**What is being asked:** Restate each of the lines below word for word and drop every picture.

+---+

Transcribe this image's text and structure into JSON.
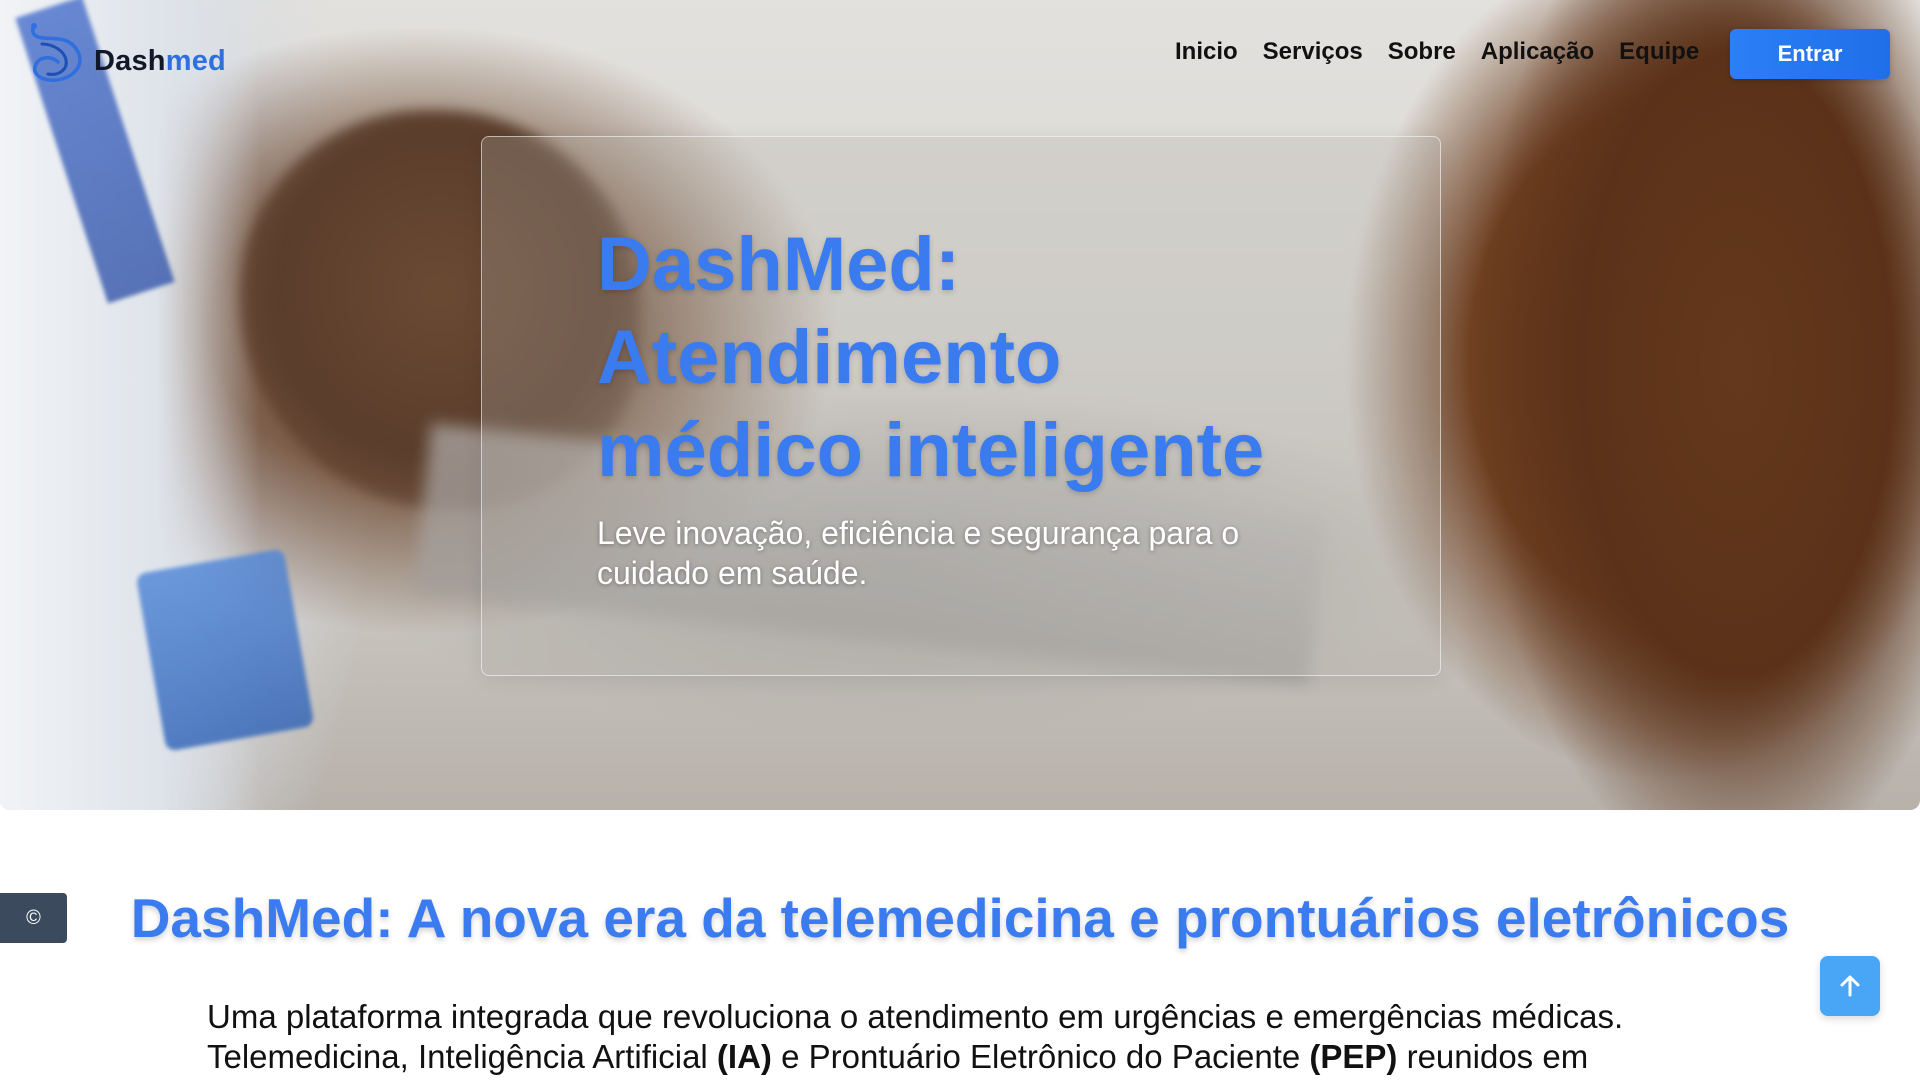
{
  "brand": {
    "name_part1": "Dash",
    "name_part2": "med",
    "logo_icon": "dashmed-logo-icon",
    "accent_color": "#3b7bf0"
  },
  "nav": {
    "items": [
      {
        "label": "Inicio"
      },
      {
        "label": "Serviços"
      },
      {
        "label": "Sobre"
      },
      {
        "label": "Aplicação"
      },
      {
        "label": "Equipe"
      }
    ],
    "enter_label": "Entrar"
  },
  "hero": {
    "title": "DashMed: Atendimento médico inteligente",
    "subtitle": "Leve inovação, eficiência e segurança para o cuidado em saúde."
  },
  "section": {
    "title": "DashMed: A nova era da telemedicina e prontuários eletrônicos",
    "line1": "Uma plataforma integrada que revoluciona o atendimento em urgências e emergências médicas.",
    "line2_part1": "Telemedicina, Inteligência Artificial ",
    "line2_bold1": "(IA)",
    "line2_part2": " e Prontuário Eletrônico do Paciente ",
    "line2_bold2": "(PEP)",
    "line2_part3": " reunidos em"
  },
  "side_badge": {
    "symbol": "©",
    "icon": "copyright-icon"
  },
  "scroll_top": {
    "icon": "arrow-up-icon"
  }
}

+---+

**Solution:**
Transcribe this image's text and structure into JSON.
{
  "brand": {
    "name_part1": "Dash",
    "name_part2": "med",
    "logo_icon": "dashmed-logo-icon",
    "accent_color": "#3b7bf0"
  },
  "nav": {
    "items": [
      {
        "label": "Inicio"
      },
      {
        "label": "Serviços"
      },
      {
        "label": "Sobre"
      },
      {
        "label": "Aplicação"
      },
      {
        "label": "Equipe"
      }
    ],
    "enter_label": "Entrar"
  },
  "hero": {
    "title": "DashMed: Atendimento médico inteligente",
    "subtitle": "Leve inovação, eficiência e segurança para o cuidado em saúde."
  },
  "section": {
    "title": "DashMed: A nova era da telemedicina e prontuários eletrônicos",
    "line1": "Uma plataforma integrada que revoluciona o atendimento em urgências e emergências médicas.",
    "line2_part1": "Telemedicina, Inteligência Artificial ",
    "line2_bold1": "(IA)",
    "line2_part2": " e Prontuário Eletrônico do Paciente ",
    "line2_bold2": "(PEP)",
    "line2_part3": " reunidos em"
  },
  "side_badge": {
    "symbol": "©",
    "icon": "copyright-icon"
  },
  "scroll_top": {
    "icon": "arrow-up-icon"
  }
}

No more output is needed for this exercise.